Listing ::
☆ ☆ ☆ ☆

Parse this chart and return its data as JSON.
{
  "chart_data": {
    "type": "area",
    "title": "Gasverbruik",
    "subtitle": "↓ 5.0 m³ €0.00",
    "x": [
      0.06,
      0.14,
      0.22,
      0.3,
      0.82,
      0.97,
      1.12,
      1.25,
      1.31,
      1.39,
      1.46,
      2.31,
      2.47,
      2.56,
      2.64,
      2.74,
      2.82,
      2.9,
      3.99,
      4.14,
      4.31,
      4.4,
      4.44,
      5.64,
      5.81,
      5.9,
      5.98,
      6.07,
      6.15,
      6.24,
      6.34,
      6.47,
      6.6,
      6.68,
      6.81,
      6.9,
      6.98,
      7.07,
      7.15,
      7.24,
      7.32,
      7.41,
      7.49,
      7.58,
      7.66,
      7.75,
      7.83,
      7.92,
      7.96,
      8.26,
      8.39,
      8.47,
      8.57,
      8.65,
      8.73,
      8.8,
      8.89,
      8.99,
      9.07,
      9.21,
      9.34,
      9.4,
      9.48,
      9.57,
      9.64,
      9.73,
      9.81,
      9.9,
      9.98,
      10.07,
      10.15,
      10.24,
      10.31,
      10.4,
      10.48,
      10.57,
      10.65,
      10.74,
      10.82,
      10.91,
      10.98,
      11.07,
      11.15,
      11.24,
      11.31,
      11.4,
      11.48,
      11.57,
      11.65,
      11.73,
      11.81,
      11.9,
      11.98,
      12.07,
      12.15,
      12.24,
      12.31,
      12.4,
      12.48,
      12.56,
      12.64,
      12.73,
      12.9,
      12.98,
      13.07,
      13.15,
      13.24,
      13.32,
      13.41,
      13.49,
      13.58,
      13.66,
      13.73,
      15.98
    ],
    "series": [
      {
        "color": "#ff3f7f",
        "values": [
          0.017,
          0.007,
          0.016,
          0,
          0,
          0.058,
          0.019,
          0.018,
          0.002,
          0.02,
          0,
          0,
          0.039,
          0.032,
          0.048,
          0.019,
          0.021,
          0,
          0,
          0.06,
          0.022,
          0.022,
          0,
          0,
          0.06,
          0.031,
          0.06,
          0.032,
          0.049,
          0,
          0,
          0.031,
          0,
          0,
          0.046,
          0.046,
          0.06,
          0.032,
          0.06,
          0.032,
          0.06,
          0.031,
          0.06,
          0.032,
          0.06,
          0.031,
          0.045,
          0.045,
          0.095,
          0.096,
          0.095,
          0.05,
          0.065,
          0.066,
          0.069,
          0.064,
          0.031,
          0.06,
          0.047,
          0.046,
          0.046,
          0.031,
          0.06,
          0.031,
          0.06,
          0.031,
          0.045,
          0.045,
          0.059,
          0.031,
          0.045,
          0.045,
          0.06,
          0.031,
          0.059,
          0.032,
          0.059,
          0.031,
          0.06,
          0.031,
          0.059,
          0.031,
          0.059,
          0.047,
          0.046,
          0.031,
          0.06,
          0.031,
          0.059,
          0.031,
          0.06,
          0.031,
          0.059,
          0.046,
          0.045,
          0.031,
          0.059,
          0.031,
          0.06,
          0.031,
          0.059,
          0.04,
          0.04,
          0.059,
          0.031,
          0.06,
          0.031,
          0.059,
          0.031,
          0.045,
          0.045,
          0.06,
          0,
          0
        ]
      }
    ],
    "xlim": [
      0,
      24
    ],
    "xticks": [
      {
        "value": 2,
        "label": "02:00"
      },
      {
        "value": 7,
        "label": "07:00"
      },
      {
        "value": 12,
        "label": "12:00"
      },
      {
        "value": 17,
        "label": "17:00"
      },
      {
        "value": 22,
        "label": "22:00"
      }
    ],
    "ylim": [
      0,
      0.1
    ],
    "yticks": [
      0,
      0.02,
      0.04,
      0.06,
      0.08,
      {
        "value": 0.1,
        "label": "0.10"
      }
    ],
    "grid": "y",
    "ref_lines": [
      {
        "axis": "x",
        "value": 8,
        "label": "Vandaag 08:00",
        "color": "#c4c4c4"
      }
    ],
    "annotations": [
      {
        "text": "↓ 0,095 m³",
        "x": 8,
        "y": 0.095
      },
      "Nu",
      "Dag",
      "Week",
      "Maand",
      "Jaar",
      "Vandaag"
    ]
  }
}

☆ ☆ ☆ ☆

Task instructions :: Give all the records again. Match them exactly.

Answer to the task ::
Parse this chart and return its data as JSON.
{
  "chart_data": {
    "type": "area",
    "title": "Gasverbruik",
    "subtitle": "↓ 5.0 m³ €0.00",
    "x": [
      0.06,
      0.14,
      0.22,
      0.3,
      0.82,
      0.97,
      1.12,
      1.25,
      1.31,
      1.39,
      1.46,
      2.31,
      2.47,
      2.56,
      2.64,
      2.74,
      2.82,
      2.9,
      3.99,
      4.14,
      4.31,
      4.4,
      4.44,
      5.64,
      5.81,
      5.9,
      5.98,
      6.07,
      6.15,
      6.24,
      6.34,
      6.47,
      6.6,
      6.68,
      6.81,
      6.9,
      6.98,
      7.07,
      7.15,
      7.24,
      7.32,
      7.41,
      7.49,
      7.58,
      7.66,
      7.75,
      7.83,
      7.92,
      7.96,
      8.26,
      8.39,
      8.47,
      8.57,
      8.65,
      8.73,
      8.8,
      8.89,
      8.99,
      9.07,
      9.21,
      9.34,
      9.4,
      9.48,
      9.57,
      9.64,
      9.73,
      9.81,
      9.9,
      9.98,
      10.07,
      10.15,
      10.24,
      10.31,
      10.4,
      10.48,
      10.57,
      10.65,
      10.74,
      10.82,
      10.91,
      10.98,
      11.07,
      11.15,
      11.24,
      11.31,
      11.4,
      11.48,
      11.57,
      11.65,
      11.73,
      11.81,
      11.9,
      11.98,
      12.07,
      12.15,
      12.24,
      12.31,
      12.4,
      12.48,
      12.56,
      12.64,
      12.73,
      12.9,
      12.98,
      13.07,
      13.15,
      13.24,
      13.32,
      13.41,
      13.49,
      13.58,
      13.66,
      13.73,
      15.98
    ],
    "series": [
      {
        "color": "#ff3f7f",
        "values": [
          0.017,
          0.007,
          0.016,
          0,
          0,
          0.058,
          0.019,
          0.018,
          0.002,
          0.02,
          0,
          0,
          0.039,
          0.032,
          0.048,
          0.019,
          0.021,
          0,
          0,
          0.06,
          0.022,
          0.022,
          0,
          0,
          0.06,
          0.031,
          0.06,
          0.032,
          0.049,
          0,
          0,
          0.031,
          0,
          0,
          0.046,
          0.046,
          0.06,
          0.032,
          0.06,
          0.032,
          0.06,
          0.031,
          0.06,
          0.032,
          0.06,
          0.031,
          0.045,
          0.045,
          0.095,
          0.096,
          0.095,
          0.05,
          0.065,
          0.066,
          0.069,
          0.064,
          0.031,
          0.06,
          0.047,
          0.046,
          0.046,
          0.031,
          0.06,
          0.031,
          0.06,
          0.031,
          0.045,
          0.045,
          0.059,
          0.031,
          0.045,
          0.045,
          0.06,
          0.031,
          0.059,
          0.032,
          0.059,
          0.031,
          0.06,
          0.031,
          0.059,
          0.031,
          0.059,
          0.047,
          0.046,
          0.031,
          0.06,
          0.031,
          0.059,
          0.031,
          0.06,
          0.031,
          0.059,
          0.046,
          0.045,
          0.031,
          0.059,
          0.031,
          0.06,
          0.031,
          0.059,
          0.04,
          0.04,
          0.059,
          0.031,
          0.06,
          0.031,
          0.059,
          0.031,
          0.045,
          0.045,
          0.06,
          0,
          0
        ]
      }
    ],
    "xlim": [
      0,
      24
    ],
    "xticks": [
      {
        "value": 2,
        "label": "02:00"
      },
      {
        "value": 7,
        "label": "07:00"
      },
      {
        "value": 12,
        "label": "12:00"
      },
      {
        "value": 17,
        "label": "17:00"
      },
      {
        "value": 22,
        "label": "22:00"
      }
    ],
    "ylim": [
      0,
      0.1
    ],
    "yticks": [
      0,
      0.02,
      0.04,
      0.06,
      0.08,
      {
        "value": 0.1,
        "label": "0.10"
      }
    ],
    "grid": "y",
    "ref_lines": [
      {
        "axis": "x",
        "value": 8,
        "label": "Vandaag 08:00",
        "color": "#c4c4c4"
      }
    ],
    "annotations": [
      {
        "text": "↓ 0,095 m³",
        "x": 8,
        "y": 0.095
      },
      "Nu",
      "Dag",
      "Week",
      "Maand",
      "Jaar",
      "Vandaag"
    ]
  }
}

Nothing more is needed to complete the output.